━━━ Entries provided ━━━
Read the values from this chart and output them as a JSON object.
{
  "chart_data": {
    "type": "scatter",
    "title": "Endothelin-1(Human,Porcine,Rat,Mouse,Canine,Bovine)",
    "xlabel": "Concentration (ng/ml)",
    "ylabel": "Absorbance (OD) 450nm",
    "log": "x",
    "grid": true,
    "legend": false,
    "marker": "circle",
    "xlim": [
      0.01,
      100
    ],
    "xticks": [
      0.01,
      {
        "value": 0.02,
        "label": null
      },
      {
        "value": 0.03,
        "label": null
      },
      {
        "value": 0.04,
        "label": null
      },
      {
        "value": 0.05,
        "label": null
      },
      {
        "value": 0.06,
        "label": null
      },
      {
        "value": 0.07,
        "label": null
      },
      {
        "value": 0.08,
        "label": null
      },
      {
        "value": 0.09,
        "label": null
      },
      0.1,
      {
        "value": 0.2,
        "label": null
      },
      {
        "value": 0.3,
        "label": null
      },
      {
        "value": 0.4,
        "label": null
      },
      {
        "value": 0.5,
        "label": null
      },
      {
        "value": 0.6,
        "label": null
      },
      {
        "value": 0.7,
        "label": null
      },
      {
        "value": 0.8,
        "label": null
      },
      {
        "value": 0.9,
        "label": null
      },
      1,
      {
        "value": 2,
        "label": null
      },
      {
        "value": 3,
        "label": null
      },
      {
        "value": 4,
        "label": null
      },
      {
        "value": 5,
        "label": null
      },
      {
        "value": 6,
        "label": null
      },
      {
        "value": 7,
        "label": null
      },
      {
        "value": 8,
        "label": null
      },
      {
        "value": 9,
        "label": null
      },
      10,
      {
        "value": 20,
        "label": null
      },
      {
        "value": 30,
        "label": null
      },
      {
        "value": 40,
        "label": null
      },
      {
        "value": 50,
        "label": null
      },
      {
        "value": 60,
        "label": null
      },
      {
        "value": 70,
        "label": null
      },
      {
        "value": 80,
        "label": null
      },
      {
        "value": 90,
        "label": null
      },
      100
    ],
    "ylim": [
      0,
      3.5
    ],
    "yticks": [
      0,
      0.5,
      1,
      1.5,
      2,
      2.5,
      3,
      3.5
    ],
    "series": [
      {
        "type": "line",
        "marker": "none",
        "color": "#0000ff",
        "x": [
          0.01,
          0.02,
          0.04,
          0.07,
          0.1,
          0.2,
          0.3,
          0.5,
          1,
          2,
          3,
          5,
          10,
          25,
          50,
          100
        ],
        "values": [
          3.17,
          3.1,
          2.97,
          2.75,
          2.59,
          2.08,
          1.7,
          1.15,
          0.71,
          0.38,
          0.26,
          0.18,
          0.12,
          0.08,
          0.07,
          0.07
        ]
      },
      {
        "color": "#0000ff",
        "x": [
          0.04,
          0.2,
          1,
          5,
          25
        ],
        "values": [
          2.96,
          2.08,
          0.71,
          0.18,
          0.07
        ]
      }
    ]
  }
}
━━━
* To be done *
All of the data shown above must be copied exactly.

* Solution to the exercise *
Read the values from this chart and output them as a JSON object.
{
  "chart_data": {
    "type": "scatter",
    "title": "Endothelin-1(Human,Porcine,Rat,Mouse,Canine,Bovine)",
    "xlabel": "Concentration (ng/ml)",
    "ylabel": "Absorbance (OD) 450nm",
    "log": "x",
    "grid": true,
    "legend": false,
    "marker": "circle",
    "xlim": [
      0.01,
      100
    ],
    "xticks": [
      0.01,
      {
        "value": 0.02,
        "label": null
      },
      {
        "value": 0.03,
        "label": null
      },
      {
        "value": 0.04,
        "label": null
      },
      {
        "value": 0.05,
        "label": null
      },
      {
        "value": 0.06,
        "label": null
      },
      {
        "value": 0.07,
        "label": null
      },
      {
        "value": 0.08,
        "label": null
      },
      {
        "value": 0.09,
        "label": null
      },
      0.1,
      {
        "value": 0.2,
        "label": null
      },
      {
        "value": 0.3,
        "label": null
      },
      {
        "value": 0.4,
        "label": null
      },
      {
        "value": 0.5,
        "label": null
      },
      {
        "value": 0.6,
        "label": null
      },
      {
        "value": 0.7,
        "label": null
      },
      {
        "value": 0.8,
        "label": null
      },
      {
        "value": 0.9,
        "label": null
      },
      1,
      {
        "value": 2,
        "label": null
      },
      {
        "value": 3,
        "label": null
      },
      {
        "value": 4,
        "label": null
      },
      {
        "value": 5,
        "label": null
      },
      {
        "value": 6,
        "label": null
      },
      {
        "value": 7,
        "label": null
      },
      {
        "value": 8,
        "label": null
      },
      {
        "value": 9,
        "label": null
      },
      10,
      {
        "value": 20,
        "label": null
      },
      {
        "value": 30,
        "label": null
      },
      {
        "value": 40,
        "label": null
      },
      {
        "value": 50,
        "label": null
      },
      {
        "value": 60,
        "label": null
      },
      {
        "value": 70,
        "label": null
      },
      {
        "value": 80,
        "label": null
      },
      {
        "value": 90,
        "label": null
      },
      100
    ],
    "ylim": [
      0,
      3.5
    ],
    "yticks": [
      0,
      0.5,
      1,
      1.5,
      2,
      2.5,
      3,
      3.5
    ],
    "series": [
      {
        "type": "line",
        "marker": "none",
        "color": "#0000ff",
        "x": [
          0.01,
          0.02,
          0.04,
          0.07,
          0.1,
          0.2,
          0.3,
          0.5,
          1,
          2,
          3,
          5,
          10,
          25,
          50,
          100
        ],
        "values": [
          3.17,
          3.1,
          2.97,
          2.75,
          2.59,
          2.08,
          1.7,
          1.15,
          0.71,
          0.38,
          0.26,
          0.18,
          0.12,
          0.08,
          0.07,
          0.07
        ]
      },
      {
        "color": "#0000ff",
        "x": [
          0.04,
          0.2,
          1,
          5,
          25
        ],
        "values": [
          2.96,
          2.08,
          0.71,
          0.18,
          0.07
        ]
      }
    ]
  }
}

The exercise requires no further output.